- _Task inputs_:
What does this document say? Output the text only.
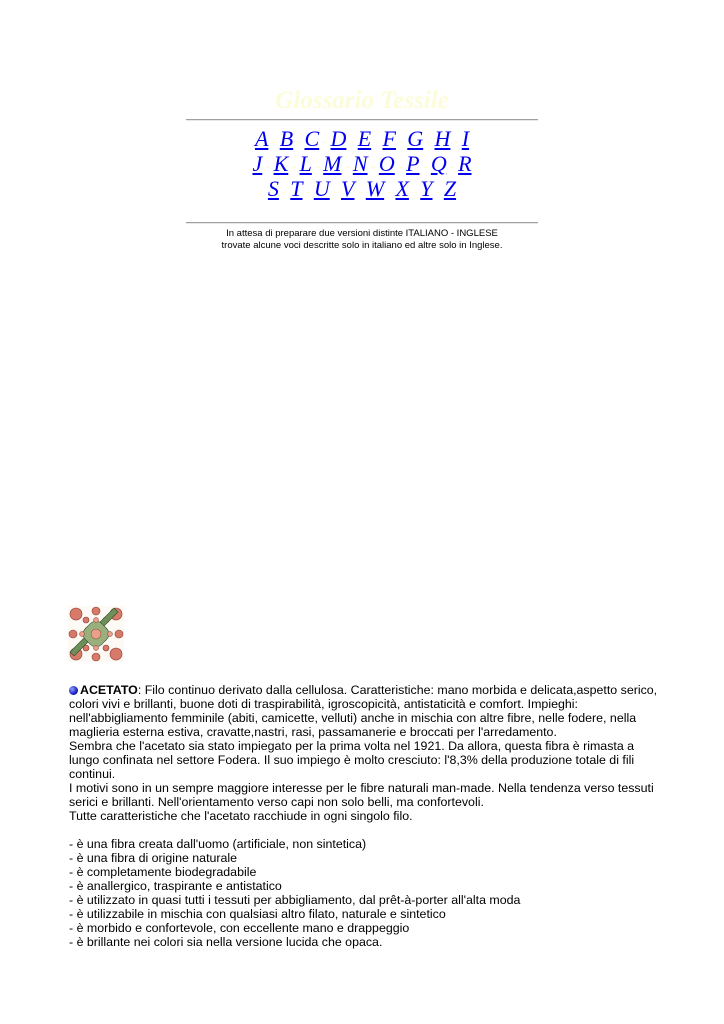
Glossario Tessile
A - B - C - D - E - F - G - H - I
J - K - L - M - N - O - P - Q - R
S - T - U - V - W - X - Y - Z
In attesa di preparare due versioni distinte ITALIANO - INGLESE
trovate alcune voci descritte solo in italiano ed altre solo in Inglese.

ACETATO: Filo continuo derivato dalla cellulosa. Caratteristiche: mano morbida e delicata,aspetto serico, colori vivi e brillanti, buone doti di traspirabilità, igroscopicità, antistaticità e comfort. Impieghi: nell'abbigliamento femminile (abiti, camicette, velluti) anche in mischia con altre fibre, nelle fodere, nella maglieria esterna estiva, cravatte,nastri, rasi, passamanerie e broccati per l'arredamento.

Sembra che l'acetato sia stato impiegato per la prima volta nel 1921. Da allora, questa fibra è rimasta a lungo confinata nel settore Fodera. Il suo impiego è molto cresciuto: l'8,3% della produzione totale di fili continui.

I motivi sono in un sempre maggiore interesse per le fibre naturali man-made. Nella tendenza verso tessuti serici e brillanti. Nell'orientamento verso capi non solo belli, ma confortevoli.

Tutte caratteristiche che l'acetato racchiude in ogni singolo filo.

- è una fibra creata dall'uomo (artificiale, non sintetica)

- è una fibra di origine naturale

- è completamente biodegradabile

- è anallergico, traspirante e antistatico

- è utilizzato in quasi tutti i tessuti per abbigliamento, dal prêt-à-porter all'alta moda

- è utilizzabile in mischia con qualsiasi altro filato, naturale e sintetico

- è morbido e confortevole, con eccellente mano e drappeggio

- è brillante nei colori sia nella versione lucida che opaca.
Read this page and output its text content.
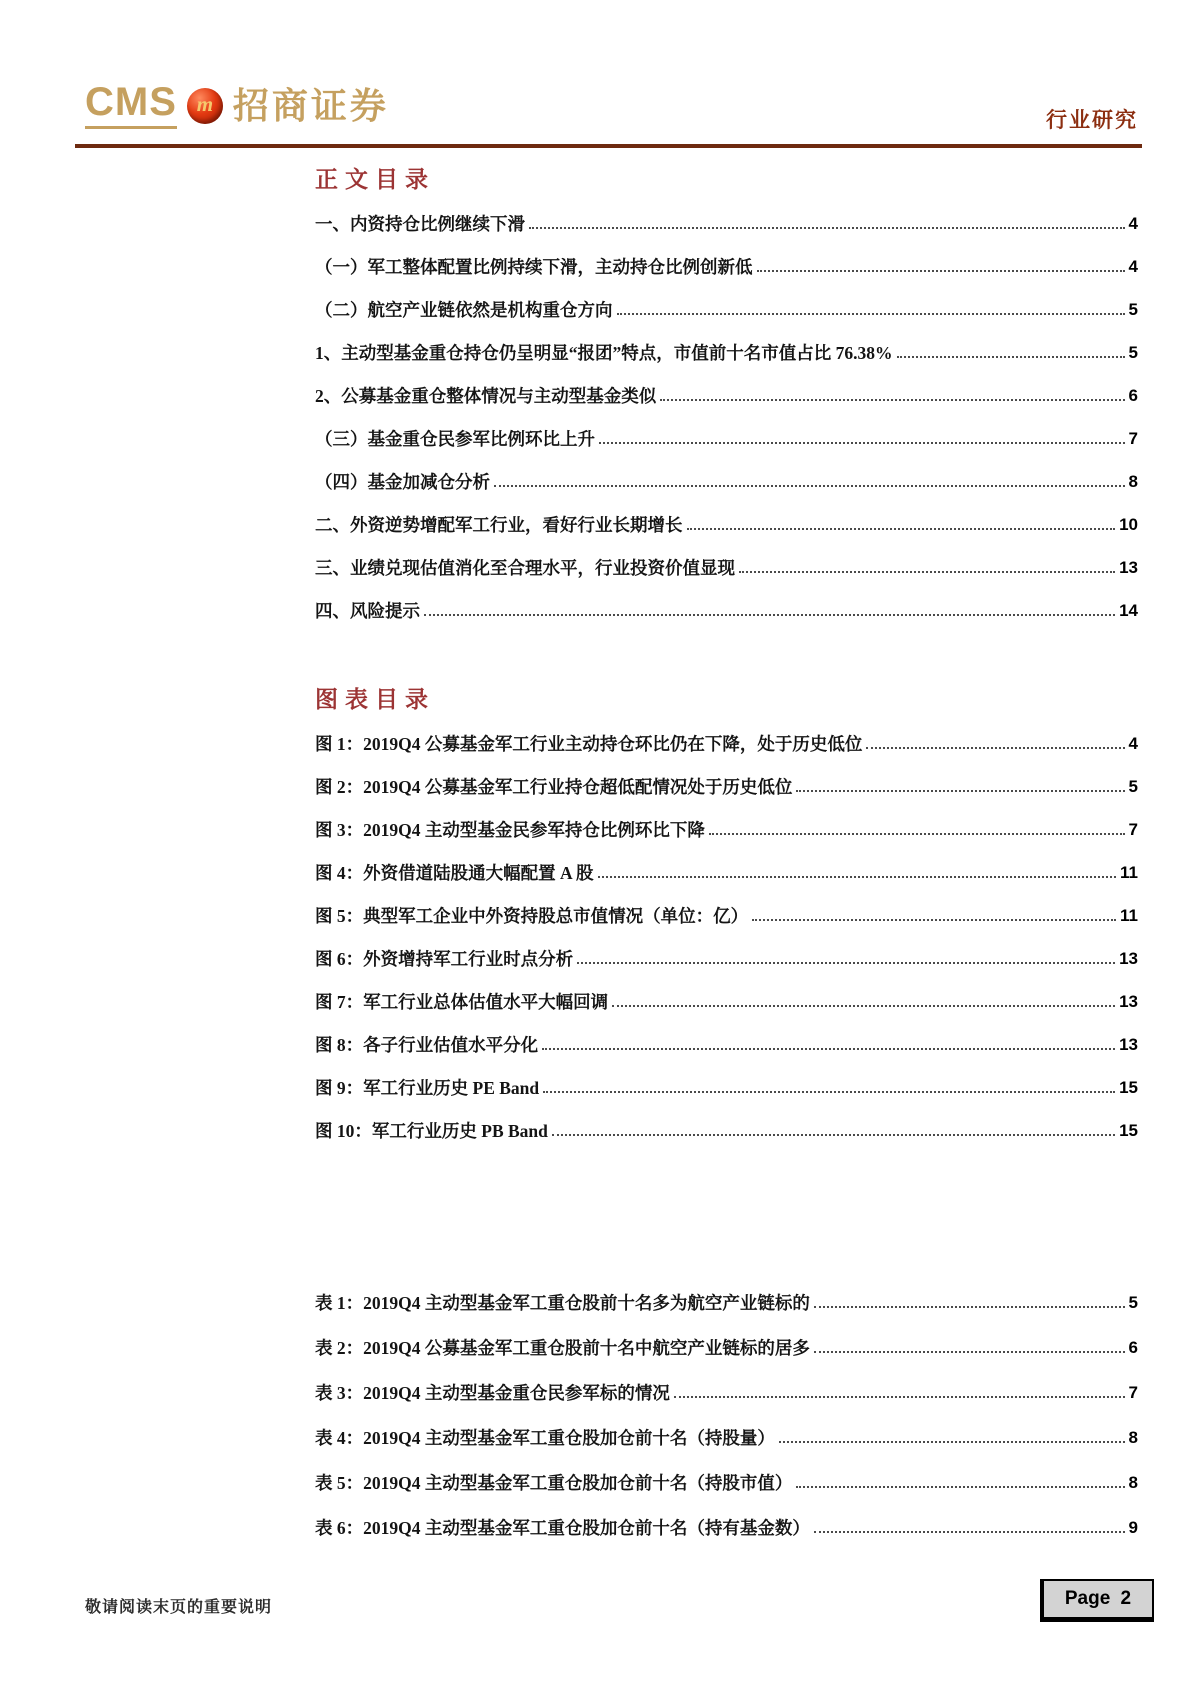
CMS m 招商证券	行业研究
正文目录
一、内资持仓比例继续下滑	4
（一）军工整体配置比例持续下滑，主动持仓比例创新低	4
（二）航空产业链依然是机构重仓方向	5
1、主动型基金重仓持仓仍呈明显“报团”特点，市值前十名市值占比 76.38%	5
2、公募基金重仓整体情况与主动型基金类似	6
（三）基金重仓民参军比例环比上升	7
（四）基金加减仓分析	8
二、外资逆势增配军工行业，看好行业长期增长	10
三、业绩兑现估值消化至合理水平，行业投资价值显现	13
四、风险提示	14
图表目录
图 1：2019Q4 公募基金军工行业主动持仓环比仍在下降，处于历史低位	4
图 2：2019Q4 公募基金军工行业持仓超低配情况处于历史低位	5
图 3：2019Q4 主动型基金民参军持仓比例环比下降	7
图 4：外资借道陆股通大幅配置 A 股	11
图 5：典型军工企业中外资持股总市值情况（单位：亿）	11
图 6：外资增持军工行业时点分析	13
图 7：军工行业总体估值水平大幅回调	13
图 8：各子行业估值水平分化	13
图 9：军工行业历史 PE Band	15
图 10：军工行业历史 PB Band	15
表 1：2019Q4 主动型基金军工重仓股前十名多为航空产业链标的	5
表 2：2019Q4 公募基金军工重仓股前十名中航空产业链标的居多	6
表 3：2019Q4 主动型基金重仓民参军标的情况	7
表 4：2019Q4 主动型基金军工重仓股加仓前十名（持股量）	8
表 5：2019Q4 主动型基金军工重仓股加仓前十名（持股市值）	8
表 6：2019Q4 主动型基金军工重仓股加仓前十名（持有基金数）	9
敬请阅读末页的重要说明	Page 2
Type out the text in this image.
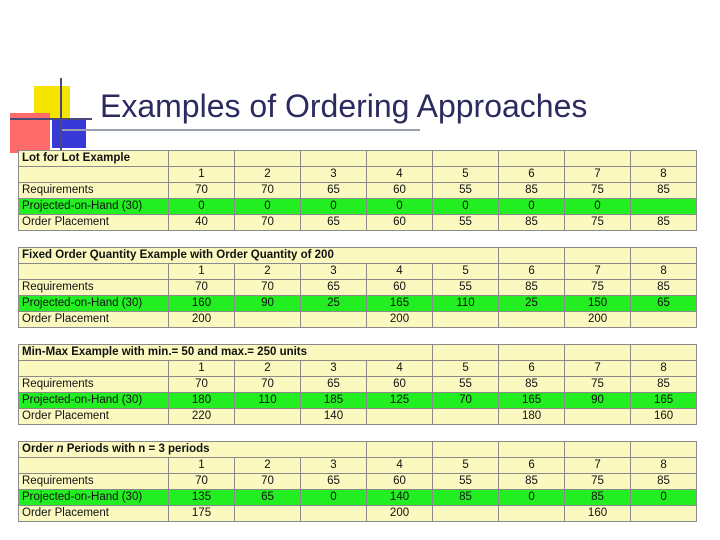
Examples of Ordering Approaches
Lot for Lot Example								
	1	2	3	4	5	6	7	8
Requirements	70	70	65	60	55	85	75	85
Projected-on-Hand (30)	0	0	0	0	0	0	0	
Order Placement	40	70	65	60	55	85	75	85
Fixed Order Quantity Example with Order Quantity of 200								
	1	2	3	4	5	6	7	8
Requirements	70	70	65	60	55	85	75	85
Projected-on-Hand (30)	160	90	25	165	110	25	150	65
Order Placement	200			200			200	
Min-Max Example with min.= 50 and max.= 250 units								
	1	2	3	4	5	6	7	8
Requirements	70	70	65	60	55	85	75	85
Projected-on-Hand (30)	180	110	185	125	70	165	90	165
Order Placement	220		140			180		160
Order n Periods with n = 3 periods								
	1	2	3	4	5	6	7	8
Requirements	70	70	65	60	55	85	75	85
Projected-on-Hand (30)	135	65	0	140	85	0	85	0
Order Placement	175			200			160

- _Goal of the exercise_: Without including any pictures, print each record exactly.

- _Output of the task_:
What does this document say? Output the text only.
Glossario Tessile
A - B - C - D - E - F - G - H - I
J - K - L - M - N - O - P - Q - R
S - T - U - V - W - X - Y - Z
In attesa di preparare due versioni distinte ITALIANO - INGLESE
trovate alcune voci descritte solo in italiano ed altre solo in Inglese.

ACETATO: Filo continuo derivato dalla cellulosa. Caratteristiche: mano morbida e delicata,aspetto serico, colori vivi e brillanti, buone doti di traspirabilità, igroscopicità, antistaticità e comfort. Impieghi: nell'abbigliamento femminile (abiti, camicette, velluti) anche in mischia con altre fibre, nelle fodere, nella maglieria esterna estiva, cravatte,nastri, rasi, passamanerie e broccati per l'arredamento.

Sembra che l'acetato sia stato impiegato per la prima volta nel 1921. Da allora, questa fibra è rimasta a lungo confinata nel settore Fodera. Il suo impiego è molto cresciuto: l'8,3% della produzione totale di fili continui.

I motivi sono in un sempre maggiore interesse per le fibre naturali man-made. Nella tendenza verso tessuti serici e brillanti. Nell'orientamento verso capi non solo belli, ma confortevoli.

Tutte caratteristiche che l'acetato racchiude in ogni singolo filo.

- è una fibra creata dall'uomo (artificiale, non sintetica)

- è una fibra di origine naturale

- è completamente biodegradabile

- è anallergico, traspirante e antistatico

- è utilizzato in quasi tutti i tessuti per abbigliamento, dal prêt-à-porter all'alta moda

- è utilizzabile in mischia con qualsiasi altro filato, naturale e sintetico

- è morbido e confortevole, con eccellente mano e drappeggio

- è brillante nei colori sia nella versione lucida che opaca.
Read this page and output its text content.
CMS m 招商证券	行业研究
正文目录
一、内资持仓比例继续下滑	4
（一）军工整体配置比例持续下滑，主动持仓比例创新低	4
（二）航空产业链依然是机构重仓方向	5
1、主动型基金重仓持仓仍呈明显“报团”特点，市值前十名市值占比 76.38%	5
2、公募基金重仓整体情况与主动型基金类似	6
（三）基金重仓民参军比例环比上升	7
（四）基金加减仓分析	8
二、外资逆势增配军工行业，看好行业长期增长	10
三、业绩兑现估值消化至合理水平，行业投资价值显现	13
四、风险提示	14
图表目录
图 1：2019Q4 公募基金军工行业主动持仓环比仍在下降，处于历史低位	4
图 2：2019Q4 公募基金军工行业持仓超低配情况处于历史低位	5
图 3：2019Q4 主动型基金民参军持仓比例环比下降	7
图 4：外资借道陆股通大幅配置 A 股	11
图 5：典型军工企业中外资持股总市值情况（单位：亿）	11
图 6：外资增持军工行业时点分析	13
图 7：军工行业总体估值水平大幅回调	13
图 8：各子行业估值水平分化	13
图 9：军工行业历史 PE Band	15
图 10：军工行业历史 PB Band	15
表 1：2019Q4 主动型基金军工重仓股前十名多为航空产业链标的	5
表 2：2019Q4 公募基金军工重仓股前十名中航空产业链标的居多	6
表 3：2019Q4 主动型基金重仓民参军标的情况	7
表 4：2019Q4 主动型基金军工重仓股加仓前十名（持股量）	8
表 5：2019Q4 主动型基金军工重仓股加仓前十名（持股市值）	8
表 6：2019Q4 主动型基金军工重仓股加仓前十名（持有基金数）	9
敬请阅读末页的重要说明	Page 2
Type out the text in this image.
Examples of Ordering Approaches
Lot for Lot Example								
	1	2	3	4	5	6	7	8
Requirements	70	70	65	60	55	85	75	85
Projected-on-Hand (30)	0	0	0	0	0	0	0	
Order Placement	40	70	65	60	55	85	75	85
Fixed Order Quantity Example with Order Quantity of 200								
	1	2	3	4	5	6	7	8
Requirements	70	70	65	60	55	85	75	85
Projected-on-Hand (30)	160	90	25	165	110	25	150	65
Order Placement	200			200			200	
Min-Max Example with min.= 50 and max.= 250 units								
	1	2	3	4	5	6	7	8
Requirements	70	70	65	60	55	85	75	85
Projected-on-Hand (30)	180	110	185	125	70	165	90	165
Order Placement	220		140			180		160
Order n Periods with n = 3 periods								
	1	2	3	4	5	6	7	8
Requirements	70	70	65	60	55	85	75	85
Projected-on-Hand (30)	135	65	0	140	85	0	85	0
Order Placement	175			200			160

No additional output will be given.